#### Records from a collection:
--------------------
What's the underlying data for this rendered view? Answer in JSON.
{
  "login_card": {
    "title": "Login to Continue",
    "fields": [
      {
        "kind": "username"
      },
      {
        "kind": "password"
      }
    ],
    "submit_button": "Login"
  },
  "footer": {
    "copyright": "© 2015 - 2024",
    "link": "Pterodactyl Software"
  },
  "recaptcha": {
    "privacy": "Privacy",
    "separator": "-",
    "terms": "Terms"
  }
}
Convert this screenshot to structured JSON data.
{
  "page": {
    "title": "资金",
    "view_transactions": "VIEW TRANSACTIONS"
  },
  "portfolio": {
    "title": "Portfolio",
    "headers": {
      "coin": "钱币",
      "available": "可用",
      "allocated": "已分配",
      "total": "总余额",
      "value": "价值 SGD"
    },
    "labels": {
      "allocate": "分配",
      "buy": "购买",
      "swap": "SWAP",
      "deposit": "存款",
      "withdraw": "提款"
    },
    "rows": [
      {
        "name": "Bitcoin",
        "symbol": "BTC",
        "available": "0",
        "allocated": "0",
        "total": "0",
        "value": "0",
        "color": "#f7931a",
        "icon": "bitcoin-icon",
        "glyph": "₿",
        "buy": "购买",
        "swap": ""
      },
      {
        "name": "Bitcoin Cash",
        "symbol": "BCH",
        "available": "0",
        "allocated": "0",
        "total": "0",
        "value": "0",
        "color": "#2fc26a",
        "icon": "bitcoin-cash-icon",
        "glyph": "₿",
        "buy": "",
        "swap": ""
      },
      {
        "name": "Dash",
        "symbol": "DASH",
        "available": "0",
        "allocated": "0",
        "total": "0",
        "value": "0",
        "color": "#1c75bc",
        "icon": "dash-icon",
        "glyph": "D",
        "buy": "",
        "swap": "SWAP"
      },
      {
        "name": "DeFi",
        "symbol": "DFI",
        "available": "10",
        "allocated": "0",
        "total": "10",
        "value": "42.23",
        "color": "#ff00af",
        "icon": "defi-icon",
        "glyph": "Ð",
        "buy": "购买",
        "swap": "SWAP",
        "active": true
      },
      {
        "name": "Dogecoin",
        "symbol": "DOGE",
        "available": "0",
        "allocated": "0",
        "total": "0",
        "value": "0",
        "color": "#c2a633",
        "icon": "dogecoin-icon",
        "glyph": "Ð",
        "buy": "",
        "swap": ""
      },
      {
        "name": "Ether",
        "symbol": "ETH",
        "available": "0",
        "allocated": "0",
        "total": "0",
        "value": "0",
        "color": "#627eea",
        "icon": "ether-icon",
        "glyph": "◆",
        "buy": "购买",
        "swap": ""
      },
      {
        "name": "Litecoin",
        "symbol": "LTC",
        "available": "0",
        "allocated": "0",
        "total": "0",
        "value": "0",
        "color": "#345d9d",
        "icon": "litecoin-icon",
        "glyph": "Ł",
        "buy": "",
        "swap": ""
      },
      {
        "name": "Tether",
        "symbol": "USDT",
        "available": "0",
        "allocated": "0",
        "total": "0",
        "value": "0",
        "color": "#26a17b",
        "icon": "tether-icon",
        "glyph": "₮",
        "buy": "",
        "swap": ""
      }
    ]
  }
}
--------------------
Recopy the entries above in their entirety, exactly.

#### THE SOLUTION:
What's the underlying data for this rendered view? Answer in JSON.
{
  "login_card": {
    "title": "Login to Continue",
    "fields": [
      {
        "kind": "username"
      },
      {
        "kind": "password"
      }
    ],
    "submit_button": "Login"
  },
  "footer": {
    "copyright": "© 2015 - 2024",
    "link": "Pterodactyl Software"
  },
  "recaptcha": {
    "privacy": "Privacy",
    "separator": "-",
    "terms": "Terms"
  }
}
Convert this screenshot to structured JSON data.
{
  "page": {
    "title": "资金",
    "view_transactions": "VIEW TRANSACTIONS"
  },
  "portfolio": {
    "title": "Portfolio",
    "headers": {
      "coin": "钱币",
      "available": "可用",
      "allocated": "已分配",
      "total": "总余额",
      "value": "价值 SGD"
    },
    "labels": {
      "allocate": "分配",
      "buy": "购买",
      "swap": "SWAP",
      "deposit": "存款",
      "withdraw": "提款"
    },
    "rows": [
      {
        "name": "Bitcoin",
        "symbol": "BTC",
        "available": "0",
        "allocated": "0",
        "total": "0",
        "value": "0",
        "color": "#f7931a",
        "icon": "bitcoin-icon",
        "glyph": "₿",
        "buy": "购买",
        "swap": ""
      },
      {
        "name": "Bitcoin Cash",
        "symbol": "BCH",
        "available": "0",
        "allocated": "0",
        "total": "0",
        "value": "0",
        "color": "#2fc26a",
        "icon": "bitcoin-cash-icon",
        "glyph": "₿",
        "buy": "",
        "swap": ""
      },
      {
        "name": "Dash",
        "symbol": "DASH",
        "available": "0",
        "allocated": "0",
        "total": "0",
        "value": "0",
        "color": "#1c75bc",
        "icon": "dash-icon",
        "glyph": "D",
        "buy": "",
        "swap": "SWAP"
      },
      {
        "name": "DeFi",
        "symbol": "DFI",
        "available": "10",
        "allocated": "0",
        "total": "10",
        "value": "42.23",
        "color": "#ff00af",
        "icon": "defi-icon",
        "glyph": "Ð",
        "buy": "购买",
        "swap": "SWAP",
        "active": true
      },
      {
        "name": "Dogecoin",
        "symbol": "DOGE",
        "available": "0",
        "allocated": "0",
        "total": "0",
        "value": "0",
        "color": "#c2a633",
        "icon": "dogecoin-icon",
        "glyph": "Ð",
        "buy": "",
        "swap": ""
      },
      {
        "name": "Ether",
        "symbol": "ETH",
        "available": "0",
        "allocated": "0",
        "total": "0",
        "value": "0",
        "color": "#627eea",
        "icon": "ether-icon",
        "glyph": "◆",
        "buy": "购买",
        "swap": ""
      },
      {
        "name": "Litecoin",
        "symbol": "LTC",
        "available": "0",
        "allocated": "0",
        "total": "0",
        "value": "0",
        "color": "#345d9d",
        "icon": "litecoin-icon",
        "glyph": "Ł",
        "buy": "",
        "swap": ""
      },
      {
        "name": "Tether",
        "symbol": "USDT",
        "available": "0",
        "allocated": "0",
        "total": "0",
        "value": "0",
        "color": "#26a17b",
        "icon": "tether-icon",
        "glyph": "₮",
        "buy": "",
        "swap": ""
      }
    ]
  }
}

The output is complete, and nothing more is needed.